### Exercise prompt
Give everything from the line containing "List every element" down to the line containing "x-tick-label: 10.0: [557, 378, 606, 403]", both included, as a numbered list. Skip blank lines and leave the pictures out.

### Task input
----
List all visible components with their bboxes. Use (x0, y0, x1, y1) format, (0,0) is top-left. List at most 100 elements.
----
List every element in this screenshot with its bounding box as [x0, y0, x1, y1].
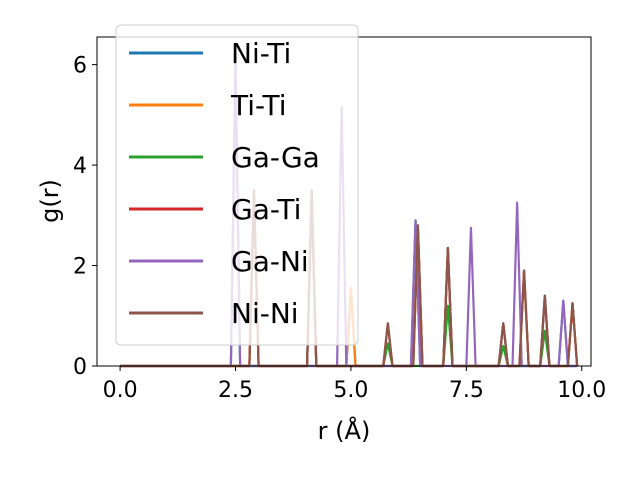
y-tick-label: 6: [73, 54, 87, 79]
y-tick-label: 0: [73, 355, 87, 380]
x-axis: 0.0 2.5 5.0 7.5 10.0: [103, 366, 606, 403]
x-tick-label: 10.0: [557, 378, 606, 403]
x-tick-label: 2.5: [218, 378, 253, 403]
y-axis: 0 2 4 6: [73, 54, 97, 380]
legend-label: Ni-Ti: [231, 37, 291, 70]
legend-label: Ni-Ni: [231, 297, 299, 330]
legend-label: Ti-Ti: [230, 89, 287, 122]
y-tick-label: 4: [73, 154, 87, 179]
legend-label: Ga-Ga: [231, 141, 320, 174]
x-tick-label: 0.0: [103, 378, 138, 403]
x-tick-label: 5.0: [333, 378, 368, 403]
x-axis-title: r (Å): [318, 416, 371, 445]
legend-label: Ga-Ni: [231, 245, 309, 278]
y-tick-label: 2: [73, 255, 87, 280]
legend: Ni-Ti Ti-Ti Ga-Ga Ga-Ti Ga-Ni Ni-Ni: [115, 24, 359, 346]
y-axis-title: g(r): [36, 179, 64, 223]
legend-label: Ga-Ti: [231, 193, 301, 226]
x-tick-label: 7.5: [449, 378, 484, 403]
----
### Answer for this exercise
1. List every element in this screenshot with its bounding box as [x0, y0, x1, y1].
2. y-tick-label: 6: [73, 54, 87, 79]
3. y-tick-label: 0: [73, 355, 87, 380]
4. x-axis: 0.0 2.5 5.0 7.5 10.0: [103, 366, 606, 403]
5. x-tick-label: 10.0: [557, 378, 606, 403]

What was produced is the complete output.